— Start Source data —
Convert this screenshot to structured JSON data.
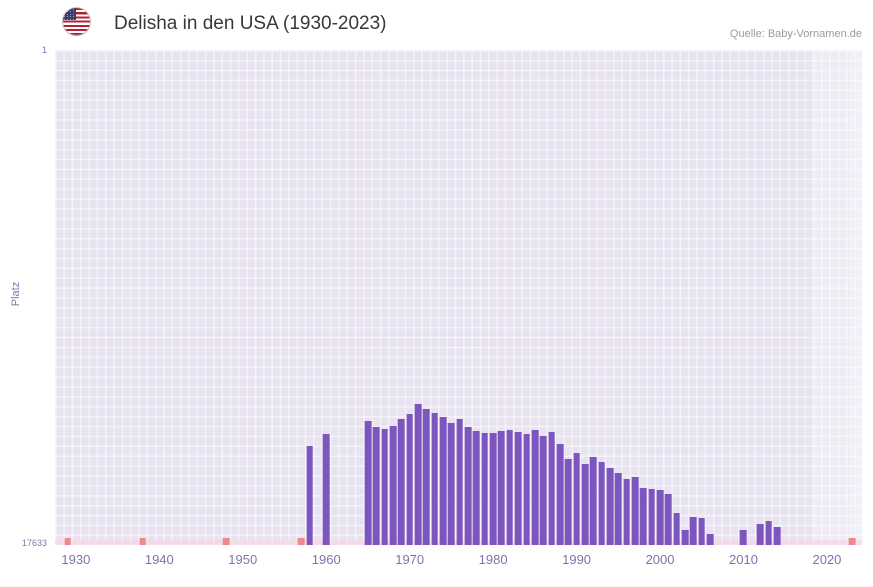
{
  "header": {
    "title": "Delisha in den USA (1930-2023)",
    "source": "Quelle: Baby-Vornamen.de",
    "flag_icon": "us-flag"
  },
  "chart_data": {
    "type": "bar",
    "title": "Delisha in den USA (1930-2023)",
    "xlabel": "",
    "ylabel": "Platz",
    "legend": "none",
    "grid": "on",
    "y_axis": {
      "min": 1,
      "max": 17633,
      "inverted": true,
      "top_label": "1",
      "bottom_label": "17633"
    },
    "x_domain": [
      1927.5,
      2024.2
    ],
    "x_ticks": [
      1930,
      1940,
      1950,
      1960,
      1970,
      1980,
      1990,
      2000,
      2010,
      2020
    ],
    "bars": [
      {
        "year": 1958,
        "rank": 14100
      },
      {
        "year": 1960,
        "rank": 13680
      },
      {
        "year": 1965,
        "rank": 13230
      },
      {
        "year": 1966,
        "rank": 13420
      },
      {
        "year": 1967,
        "rank": 13500
      },
      {
        "year": 1968,
        "rank": 13400
      },
      {
        "year": 1969,
        "rank": 13160
      },
      {
        "year": 1970,
        "rank": 12960
      },
      {
        "year": 1971,
        "rank": 12610
      },
      {
        "year": 1972,
        "rank": 12790
      },
      {
        "year": 1973,
        "rank": 12920
      },
      {
        "year": 1974,
        "rank": 13090
      },
      {
        "year": 1975,
        "rank": 13300
      },
      {
        "year": 1976,
        "rank": 13160
      },
      {
        "year": 1977,
        "rank": 13440
      },
      {
        "year": 1978,
        "rank": 13560
      },
      {
        "year": 1979,
        "rank": 13650
      },
      {
        "year": 1980,
        "rank": 13660
      },
      {
        "year": 1981,
        "rank": 13580
      },
      {
        "year": 1982,
        "rank": 13520
      },
      {
        "year": 1983,
        "rank": 13590
      },
      {
        "year": 1984,
        "rank": 13680
      },
      {
        "year": 1985,
        "rank": 13520
      },
      {
        "year": 1986,
        "rank": 13740
      },
      {
        "year": 1987,
        "rank": 13600
      },
      {
        "year": 1988,
        "rank": 14040
      },
      {
        "year": 1989,
        "rank": 14560
      },
      {
        "year": 1990,
        "rank": 14350
      },
      {
        "year": 1991,
        "rank": 14760
      },
      {
        "year": 1992,
        "rank": 14490
      },
      {
        "year": 1993,
        "rank": 14660
      },
      {
        "year": 1994,
        "rank": 14890
      },
      {
        "year": 1995,
        "rank": 15050
      },
      {
        "year": 1996,
        "rank": 15290
      },
      {
        "year": 1997,
        "rank": 15210
      },
      {
        "year": 1998,
        "rank": 15590
      },
      {
        "year": 1999,
        "rank": 15650
      },
      {
        "year": 2000,
        "rank": 15660
      },
      {
        "year": 2001,
        "rank": 15830
      },
      {
        "year": 2002,
        "rank": 16490
      },
      {
        "year": 2003,
        "rank": 17090
      },
      {
        "year": 2004,
        "rank": 16640
      },
      {
        "year": 2005,
        "rank": 16660
      },
      {
        "year": 2006,
        "rank": 17240
      },
      {
        "year": 2010,
        "rank": 17100
      },
      {
        "year": 2012,
        "rank": 16880
      },
      {
        "year": 2013,
        "rank": 16760
      },
      {
        "year": 2014,
        "rank": 16980
      }
    ],
    "unranked_marker_years": [
      1929,
      1938,
      1948,
      1957,
      2023
    ],
    "recent_bands": [
      {
        "from": 2018.2,
        "to": 2024.2,
        "opacity": 0.28
      },
      {
        "from": 2022.7,
        "to": 2024.2,
        "opacity": 0.22
      }
    ],
    "colors": {
      "bar": "#7d55be",
      "plot_bg": "#e8e3f1",
      "grid": "#ffffff",
      "unranked_marker": "#ef8a8a",
      "baseline_band": "#f7d6e4",
      "axis_text": "#8074a8",
      "title_text": "#383838",
      "source_text": "#9b9b9b"
    }
  }
}
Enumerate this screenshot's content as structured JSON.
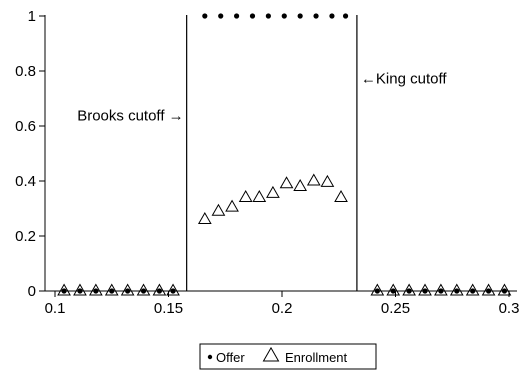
{
  "chart_data": {
    "type": "scatter",
    "xlim": [
      0.1,
      0.3
    ],
    "ylim": [
      0,
      1
    ],
    "x_ticks": [
      0.1,
      0.15,
      0.2,
      0.25,
      0.3
    ],
    "x_tick_labels": [
      "0.1",
      "0.15",
      "0.2",
      "0.25",
      "0.3"
    ],
    "y_ticks": [
      0,
      0.2,
      0.4,
      0.6,
      0.8,
      1
    ],
    "y_tick_labels": [
      "0",
      "0.2",
      "0.4",
      "0.6",
      "0.8",
      "1"
    ],
    "grid": false,
    "legend_position": "bottom",
    "series": [
      {
        "name": "Offer",
        "marker": "dot",
        "points": [
          [
            0.104,
            0
          ],
          [
            0.111,
            0
          ],
          [
            0.118,
            0
          ],
          [
            0.125,
            0
          ],
          [
            0.132,
            0
          ],
          [
            0.139,
            0
          ],
          [
            0.146,
            0
          ],
          [
            0.152,
            0
          ],
          [
            0.166,
            1
          ],
          [
            0.173,
            1
          ],
          [
            0.18,
            1
          ],
          [
            0.187,
            1
          ],
          [
            0.194,
            1
          ],
          [
            0.201,
            1
          ],
          [
            0.208,
            1
          ],
          [
            0.215,
            1
          ],
          [
            0.222,
            1
          ],
          [
            0.228,
            1
          ],
          [
            0.242,
            0
          ],
          [
            0.249,
            0
          ],
          [
            0.256,
            0
          ],
          [
            0.263,
            0
          ],
          [
            0.27,
            0
          ],
          [
            0.277,
            0
          ],
          [
            0.284,
            0
          ],
          [
            0.291,
            0
          ],
          [
            0.298,
            0
          ]
        ]
      },
      {
        "name": "Enrollment",
        "marker": "triangle",
        "points": [
          [
            0.104,
            0
          ],
          [
            0.111,
            0
          ],
          [
            0.118,
            0
          ],
          [
            0.125,
            0
          ],
          [
            0.132,
            0
          ],
          [
            0.139,
            0
          ],
          [
            0.146,
            0
          ],
          [
            0.152,
            0
          ],
          [
            0.166,
            0.26
          ],
          [
            0.172,
            0.29
          ],
          [
            0.178,
            0.305
          ],
          [
            0.184,
            0.34
          ],
          [
            0.19,
            0.34
          ],
          [
            0.196,
            0.355
          ],
          [
            0.202,
            0.39
          ],
          [
            0.208,
            0.38
          ],
          [
            0.214,
            0.4
          ],
          [
            0.22,
            0.395
          ],
          [
            0.226,
            0.34
          ],
          [
            0.242,
            0
          ],
          [
            0.249,
            0
          ],
          [
            0.256,
            0
          ],
          [
            0.263,
            0
          ],
          [
            0.27,
            0
          ],
          [
            0.277,
            0
          ],
          [
            0.284,
            0
          ],
          [
            0.291,
            0
          ],
          [
            0.298,
            0
          ]
        ]
      }
    ],
    "cutoffs": [
      {
        "x": 0.158,
        "label": "Brooks cutoff →"
      },
      {
        "x": 0.233,
        "label": "←King cutoff"
      }
    ],
    "legend": [
      "Offer",
      "Enrollment"
    ]
  }
}
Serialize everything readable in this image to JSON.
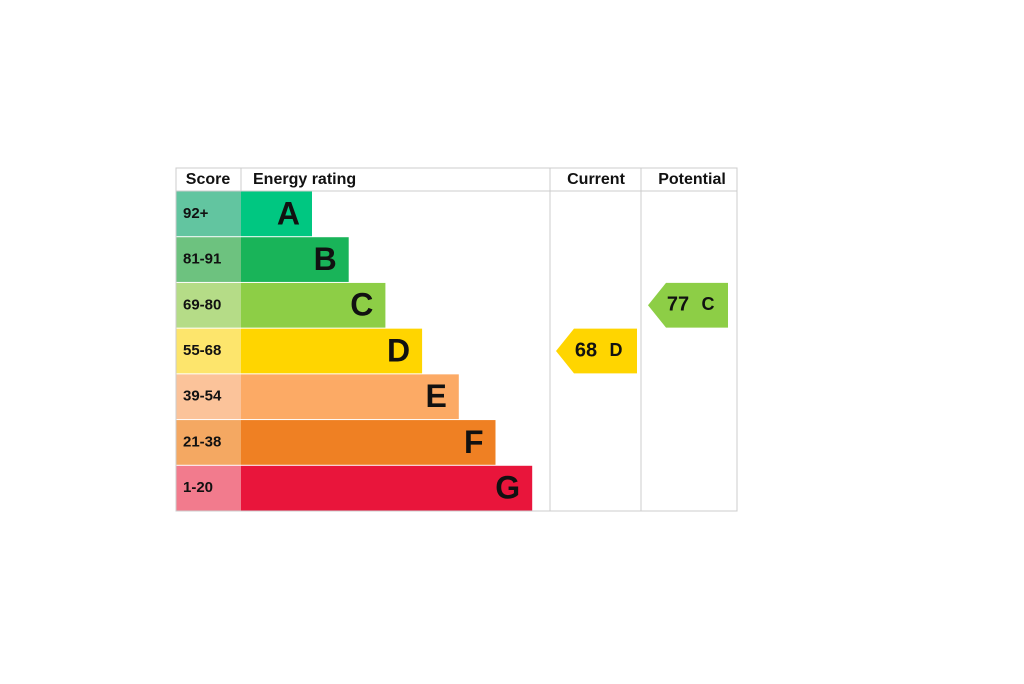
{
  "header": {
    "score": "Score",
    "energy_rating": "Energy rating",
    "current": "Current",
    "potential": "Potential"
  },
  "rows": [
    {
      "score": "92+",
      "rating": "A",
      "score_color": "#62c5a0",
      "bar_color": "#00c781"
    },
    {
      "score": "81-91",
      "rating": "B",
      "score_color": "#6dc27f",
      "bar_color": "#19b459"
    },
    {
      "score": "69-80",
      "rating": "C",
      "score_color": "#b5dc87",
      "bar_color": "#8dce46"
    },
    {
      "score": "55-68",
      "rating": "D",
      "score_color": "#fde56c",
      "bar_color": "#ffd500"
    },
    {
      "score": "39-54",
      "rating": "E",
      "score_color": "#fbc39a",
      "bar_color": "#fcaa65"
    },
    {
      "score": "21-38",
      "rating": "F",
      "score_color": "#f4a862",
      "bar_color": "#ef8023"
    },
    {
      "score": "1-20",
      "rating": "G",
      "score_color": "#f27b8d",
      "bar_color": "#e9153b"
    }
  ],
  "current": {
    "score": 68,
    "rating": "D"
  },
  "potential": {
    "score": 77,
    "rating": "C"
  }
}
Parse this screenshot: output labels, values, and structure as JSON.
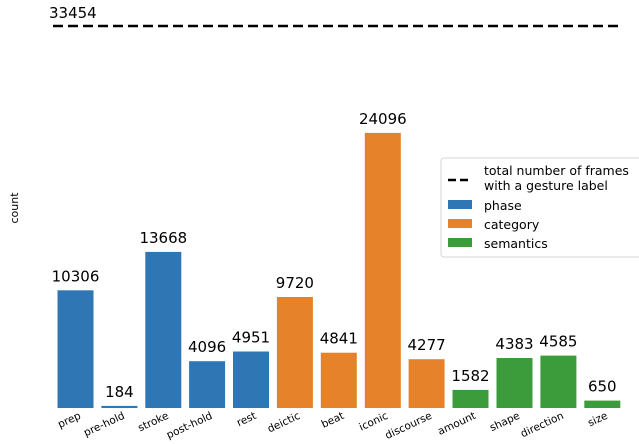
{
  "chart_data": {
    "type": "bar",
    "ylabel": "count",
    "xlabel": "",
    "ylim": [
      0,
      34500
    ],
    "grid": false,
    "categories": [
      "prep",
      "pre-hold",
      "stroke",
      "post-hold",
      "rest",
      "deictic",
      "beat",
      "iconic",
      "discourse",
      "amount",
      "shape",
      "direction",
      "size"
    ],
    "values": [
      10306,
      184,
      13668,
      4096,
      4951,
      9720,
      4841,
      24096,
      4277,
      1582,
      4383,
      4585,
      650
    ],
    "groups": [
      "phase",
      "phase",
      "phase",
      "phase",
      "phase",
      "category",
      "category",
      "category",
      "category",
      "semantics",
      "semantics",
      "semantics",
      "semantics"
    ],
    "reference_line": {
      "value": 33454,
      "label": "33454",
      "legend_label": [
        "total number of frames",
        "with a gesture label"
      ],
      "style": "dashed",
      "color": "#000000"
    },
    "legend": {
      "position": "right",
      "entries": [
        {
          "name": "phase",
          "color": "#2f77b4"
        },
        {
          "name": "category",
          "color": "#e6832a"
        },
        {
          "name": "semantics",
          "color": "#3c9c3b"
        }
      ]
    }
  }
}
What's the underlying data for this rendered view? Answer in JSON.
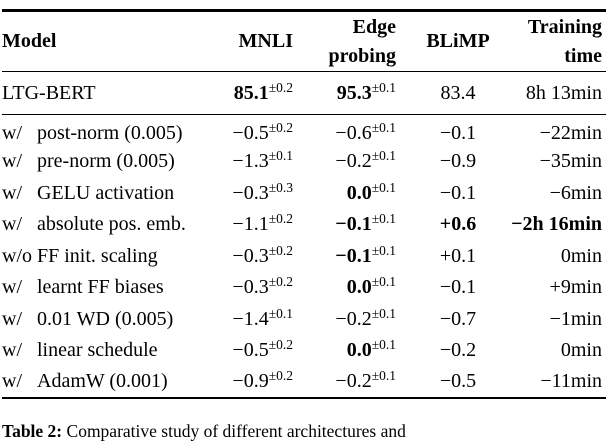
— End Source data —
# Job
Copy down every line of the material above that includes the string "structured".

# Exercise response
Convert this screenshot to structured JSON data.
Enumerate this screenshot's content as structured JSON.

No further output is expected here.